> [ASSIGNED TASK 1] According to the passage, which territory did the British Empire hand over between the end of the Raj and the independence of Ghana?
> [ASSIGNED TASK 2] Reproduce word for word the part of the passage that opens with the words containing "That was almost" and closes with "affairs of Iran.".
> [ASSIGNED TASK 3] Name every place that the passage says British westerners evacuated since 1945.

> [GIVEN TEXT]
====================

This indictment will surprise, shock, grieve, and perhaps even outrage most of us westerners today. Dutch westerners are conscious of having evacuated Indonesia, and British westerners of having evacuated India, Pakistan, Burma, and Ceylon, since 1945.
That was almost all the imperial evacuation that had happened by 1952, except for the abandonment of concessions in China. Hard as it is to believe now, the British Empire handed over no territory (except the Anglo-Egyptian “condominium”, Sudan; I don’t count Palestine or the military base at Suez) between the end of the Raj on August 15 1947 and the independence of Ghana on March 6 1957. 1952 was also a year of direct British and American interference in the internal affairs of Iran.
British westerners have no aggressive war on their consciences since the South African war of 1899-1902, and American westerners none since the Spanish-American war of 1898. We forget all too easily that the Germans, who attacked their neighbours, including Russia, in the First World War and again in the Second World War, are westerners too, and that the Russians, Asians, and Africans do not draw fine distinctions between different hordes of “Franks” – which is the world’s common name for westerners in the mass. “When the world passes judgment, it can be sure of having the last word”, according to a well-known Latin proverb. And certainly the world’s judgment on the west does seem to be justified over a period of about four and a half centuries ending in 1945. In the world’s experience of the west during all that time, the west has been the aggressor on the whole; and, if the tables are being turned on the west by Russia and China today, this is a new chapter of the story which did not begin until after the end of the Second World War. The west’s alarm and anger at recent acts of Russian and Chinese aggression at the west’s expense are evidence that, for westerners, it is today still a strange experience to be suffering at the hands of the world what the world has been suffering at western hands for a number of centuries past.

====================

Dataset entries
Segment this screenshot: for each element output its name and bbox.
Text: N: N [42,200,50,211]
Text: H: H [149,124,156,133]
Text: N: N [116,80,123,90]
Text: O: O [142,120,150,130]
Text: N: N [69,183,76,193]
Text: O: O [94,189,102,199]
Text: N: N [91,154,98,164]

====================

> [WRITTEN REPLY 1] Sudan, the Anglo-Egyptian "condominium."

> [WRITTEN REPLY 2]
That was almost all the imperial evacuation that had happened by 1952, except for the abandonment of concessions in China. Hard as it is to believe now, the British Empire handed over no territory (except the Anglo-Egyptian “condominium”, Sudan; I don’t count Palestine or the military base at Suez) between the end of the Raj on August 15 1947 and the independence of Ghana on March 6 1957. 1952 was also a year of direct British and American interference in the internal affairs of Iran.

> [WRITTEN REPLY 3] India, Pakistan, Burma, Ceylon